Task objective: Give back the full listing, character for character, with no pictures.

-- -- --

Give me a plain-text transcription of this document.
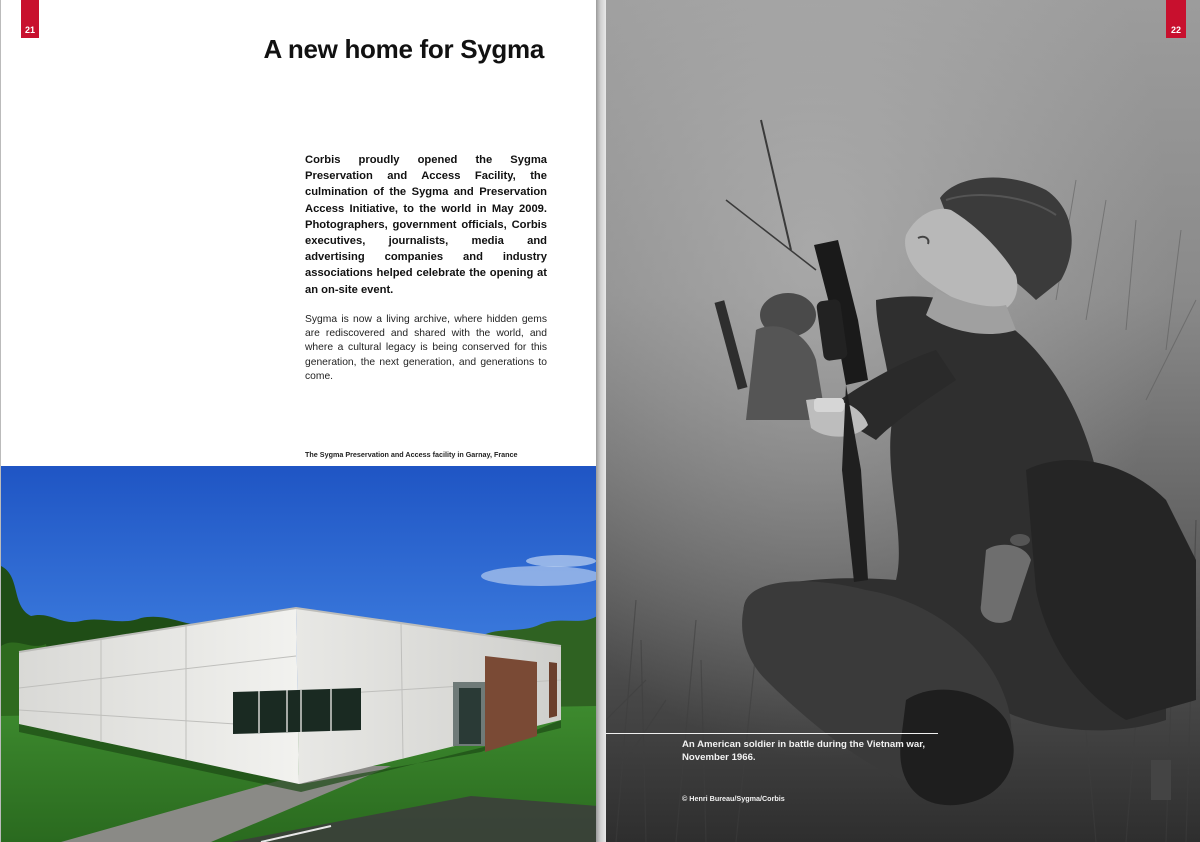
21
A new home for Sygma

Corbis proudly opened the Sygma Preservation and Access Facility, the culmination of the Sygma and Preservation Access Initiative, to the world in May 2009. Photographers, government officials, Corbis executives, journalists, media and advertising companies and industry associations helped celebrate the opening at an on-site event.

Sygma is now a living archive, where hidden gems are rediscovered and shared with the world, and where a cultural legacy is being conserved for this generation, the next generation, and generations to come.

The Sygma Preservation and Access facility in Garnay, France
22

An American soldier in battle during the Vietnam war, November 1966.

© Henri Bureau/Sygma/Corbis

-- -- --

Exercise output:
Give me a plain-text transcription of this document.
21
A new home for Sygma

Corbis proudly opened the Sygma Preservation and Access Facility, the culmination of the Sygma and Preservation Access Initiative, to the world in May 2009. Photographers, government officials, Corbis executives, journalists, media and advertising companies and industry associations helped celebrate the opening at an on-site event.

Sygma is now a living archive, where hidden gems are rediscovered and shared with the world, and where a cultural legacy is being conserved for this generation, the next generation, and generations to come.

The Sygma Preservation and Access facility in Garnay, France
22

An American soldier in battle during the Vietnam war, November 1966.

© Henri Bureau/Sygma/Corbis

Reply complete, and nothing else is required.